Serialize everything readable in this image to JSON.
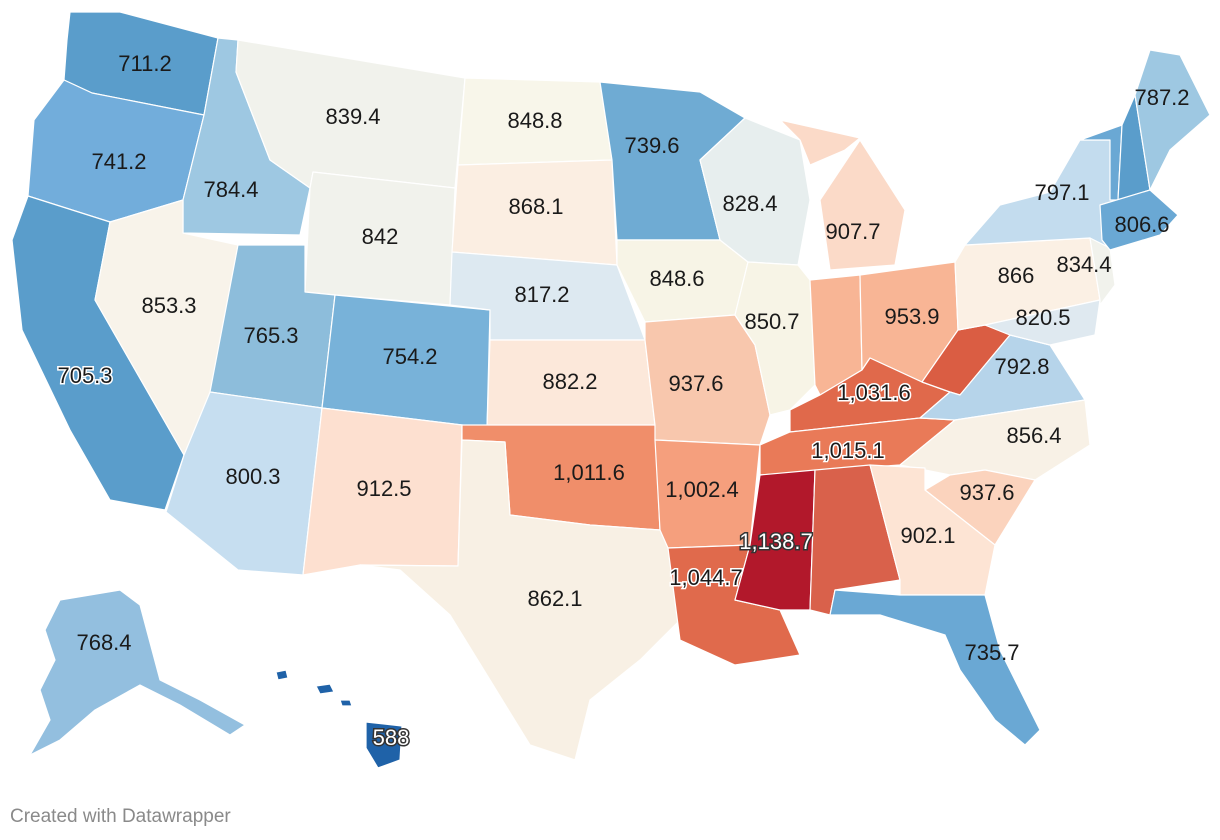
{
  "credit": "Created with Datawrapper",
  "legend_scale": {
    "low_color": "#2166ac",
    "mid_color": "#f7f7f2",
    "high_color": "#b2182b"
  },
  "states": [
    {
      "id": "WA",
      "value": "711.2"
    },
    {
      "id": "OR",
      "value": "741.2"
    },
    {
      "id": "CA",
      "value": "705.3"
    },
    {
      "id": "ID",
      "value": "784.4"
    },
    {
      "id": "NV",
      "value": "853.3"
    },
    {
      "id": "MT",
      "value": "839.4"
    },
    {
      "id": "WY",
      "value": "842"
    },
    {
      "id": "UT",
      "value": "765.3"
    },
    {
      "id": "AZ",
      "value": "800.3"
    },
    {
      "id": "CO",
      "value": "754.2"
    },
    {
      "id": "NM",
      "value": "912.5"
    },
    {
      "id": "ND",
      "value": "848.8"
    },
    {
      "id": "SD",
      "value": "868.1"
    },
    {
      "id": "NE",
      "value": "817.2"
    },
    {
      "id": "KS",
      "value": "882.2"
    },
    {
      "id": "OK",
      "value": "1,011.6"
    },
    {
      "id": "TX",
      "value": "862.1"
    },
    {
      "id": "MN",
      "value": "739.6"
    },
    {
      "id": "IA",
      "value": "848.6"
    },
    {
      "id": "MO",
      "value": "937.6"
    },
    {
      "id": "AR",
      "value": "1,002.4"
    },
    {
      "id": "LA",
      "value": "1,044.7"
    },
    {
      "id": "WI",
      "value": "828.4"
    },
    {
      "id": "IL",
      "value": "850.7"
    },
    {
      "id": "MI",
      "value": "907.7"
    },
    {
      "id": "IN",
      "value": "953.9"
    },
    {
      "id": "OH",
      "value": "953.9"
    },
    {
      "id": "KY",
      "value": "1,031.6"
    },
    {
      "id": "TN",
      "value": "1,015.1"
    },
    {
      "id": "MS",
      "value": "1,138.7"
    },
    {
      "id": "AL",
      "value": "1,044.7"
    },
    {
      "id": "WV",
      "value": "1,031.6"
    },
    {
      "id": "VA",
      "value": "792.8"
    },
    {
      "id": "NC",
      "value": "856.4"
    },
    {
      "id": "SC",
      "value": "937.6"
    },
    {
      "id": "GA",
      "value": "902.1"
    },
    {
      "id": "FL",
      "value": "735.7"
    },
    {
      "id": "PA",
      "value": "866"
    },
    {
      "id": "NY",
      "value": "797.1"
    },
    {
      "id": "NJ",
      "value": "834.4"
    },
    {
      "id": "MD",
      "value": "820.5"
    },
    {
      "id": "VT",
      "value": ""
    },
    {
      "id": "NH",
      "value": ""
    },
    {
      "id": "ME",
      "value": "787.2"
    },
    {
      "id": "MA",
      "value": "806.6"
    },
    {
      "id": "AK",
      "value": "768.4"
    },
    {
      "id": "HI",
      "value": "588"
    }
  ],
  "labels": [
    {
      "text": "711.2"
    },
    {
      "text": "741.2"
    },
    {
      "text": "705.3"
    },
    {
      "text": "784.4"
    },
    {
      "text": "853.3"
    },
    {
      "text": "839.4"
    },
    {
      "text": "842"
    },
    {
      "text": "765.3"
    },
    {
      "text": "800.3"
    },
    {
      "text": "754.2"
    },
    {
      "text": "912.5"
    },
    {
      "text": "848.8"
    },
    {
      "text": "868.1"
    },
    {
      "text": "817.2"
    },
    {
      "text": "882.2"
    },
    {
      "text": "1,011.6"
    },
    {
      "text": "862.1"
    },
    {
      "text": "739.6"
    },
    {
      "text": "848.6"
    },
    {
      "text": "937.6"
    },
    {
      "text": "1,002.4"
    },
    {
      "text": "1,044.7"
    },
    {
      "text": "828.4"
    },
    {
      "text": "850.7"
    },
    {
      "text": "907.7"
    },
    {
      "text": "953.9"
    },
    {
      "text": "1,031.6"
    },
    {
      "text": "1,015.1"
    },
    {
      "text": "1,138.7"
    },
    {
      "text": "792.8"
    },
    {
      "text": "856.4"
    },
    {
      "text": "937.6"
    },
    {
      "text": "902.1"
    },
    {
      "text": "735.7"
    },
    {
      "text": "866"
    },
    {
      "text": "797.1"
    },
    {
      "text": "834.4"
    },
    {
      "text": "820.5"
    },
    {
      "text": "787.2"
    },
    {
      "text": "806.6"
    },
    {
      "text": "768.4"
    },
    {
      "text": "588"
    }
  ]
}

———

→ Aim
Pictures don't belong in the copy. Restate all the entries exactly.

→ Output of the exercise
Serialize everything readable in this image to JSON.
{
  "credit": "Created with Datawrapper",
  "legend_scale": {
    "low_color": "#2166ac",
    "mid_color": "#f7f7f2",
    "high_color": "#b2182b"
  },
  "states": [
    {
      "id": "WA",
      "value": "711.2"
    },
    {
      "id": "OR",
      "value": "741.2"
    },
    {
      "id": "CA",
      "value": "705.3"
    },
    {
      "id": "ID",
      "value": "784.4"
    },
    {
      "id": "NV",
      "value": "853.3"
    },
    {
      "id": "MT",
      "value": "839.4"
    },
    {
      "id": "WY",
      "value": "842"
    },
    {
      "id": "UT",
      "value": "765.3"
    },
    {
      "id": "AZ",
      "value": "800.3"
    },
    {
      "id": "CO",
      "value": "754.2"
    },
    {
      "id": "NM",
      "value": "912.5"
    },
    {
      "id": "ND",
      "value": "848.8"
    },
    {
      "id": "SD",
      "value": "868.1"
    },
    {
      "id": "NE",
      "value": "817.2"
    },
    {
      "id": "KS",
      "value": "882.2"
    },
    {
      "id": "OK",
      "value": "1,011.6"
    },
    {
      "id": "TX",
      "value": "862.1"
    },
    {
      "id": "MN",
      "value": "739.6"
    },
    {
      "id": "IA",
      "value": "848.6"
    },
    {
      "id": "MO",
      "value": "937.6"
    },
    {
      "id": "AR",
      "value": "1,002.4"
    },
    {
      "id": "LA",
      "value": "1,044.7"
    },
    {
      "id": "WI",
      "value": "828.4"
    },
    {
      "id": "IL",
      "value": "850.7"
    },
    {
      "id": "MI",
      "value": "907.7"
    },
    {
      "id": "IN",
      "value": "953.9"
    },
    {
      "id": "OH",
      "value": "953.9"
    },
    {
      "id": "KY",
      "value": "1,031.6"
    },
    {
      "id": "TN",
      "value": "1,015.1"
    },
    {
      "id": "MS",
      "value": "1,138.7"
    },
    {
      "id": "AL",
      "value": "1,044.7"
    },
    {
      "id": "WV",
      "value": "1,031.6"
    },
    {
      "id": "VA",
      "value": "792.8"
    },
    {
      "id": "NC",
      "value": "856.4"
    },
    {
      "id": "SC",
      "value": "937.6"
    },
    {
      "id": "GA",
      "value": "902.1"
    },
    {
      "id": "FL",
      "value": "735.7"
    },
    {
      "id": "PA",
      "value": "866"
    },
    {
      "id": "NY",
      "value": "797.1"
    },
    {
      "id": "NJ",
      "value": "834.4"
    },
    {
      "id": "MD",
      "value": "820.5"
    },
    {
      "id": "VT",
      "value": ""
    },
    {
      "id": "NH",
      "value": ""
    },
    {
      "id": "ME",
      "value": "787.2"
    },
    {
      "id": "MA",
      "value": "806.6"
    },
    {
      "id": "AK",
      "value": "768.4"
    },
    {
      "id": "HI",
      "value": "588"
    }
  ],
  "labels": [
    {
      "text": "711.2"
    },
    {
      "text": "741.2"
    },
    {
      "text": "705.3"
    },
    {
      "text": "784.4"
    },
    {
      "text": "853.3"
    },
    {
      "text": "839.4"
    },
    {
      "text": "842"
    },
    {
      "text": "765.3"
    },
    {
      "text": "800.3"
    },
    {
      "text": "754.2"
    },
    {
      "text": "912.5"
    },
    {
      "text": "848.8"
    },
    {
      "text": "868.1"
    },
    {
      "text": "817.2"
    },
    {
      "text": "882.2"
    },
    {
      "text": "1,011.6"
    },
    {
      "text": "862.1"
    },
    {
      "text": "739.6"
    },
    {
      "text": "848.6"
    },
    {
      "text": "937.6"
    },
    {
      "text": "1,002.4"
    },
    {
      "text": "1,044.7"
    },
    {
      "text": "828.4"
    },
    {
      "text": "850.7"
    },
    {
      "text": "907.7"
    },
    {
      "text": "953.9"
    },
    {
      "text": "1,031.6"
    },
    {
      "text": "1,015.1"
    },
    {
      "text": "1,138.7"
    },
    {
      "text": "792.8"
    },
    {
      "text": "856.4"
    },
    {
      "text": "937.6"
    },
    {
      "text": "902.1"
    },
    {
      "text": "735.7"
    },
    {
      "text": "866"
    },
    {
      "text": "797.1"
    },
    {
      "text": "834.4"
    },
    {
      "text": "820.5"
    },
    {
      "text": "787.2"
    },
    {
      "text": "806.6"
    },
    {
      "text": "768.4"
    },
    {
      "text": "588"
    }
  ]
}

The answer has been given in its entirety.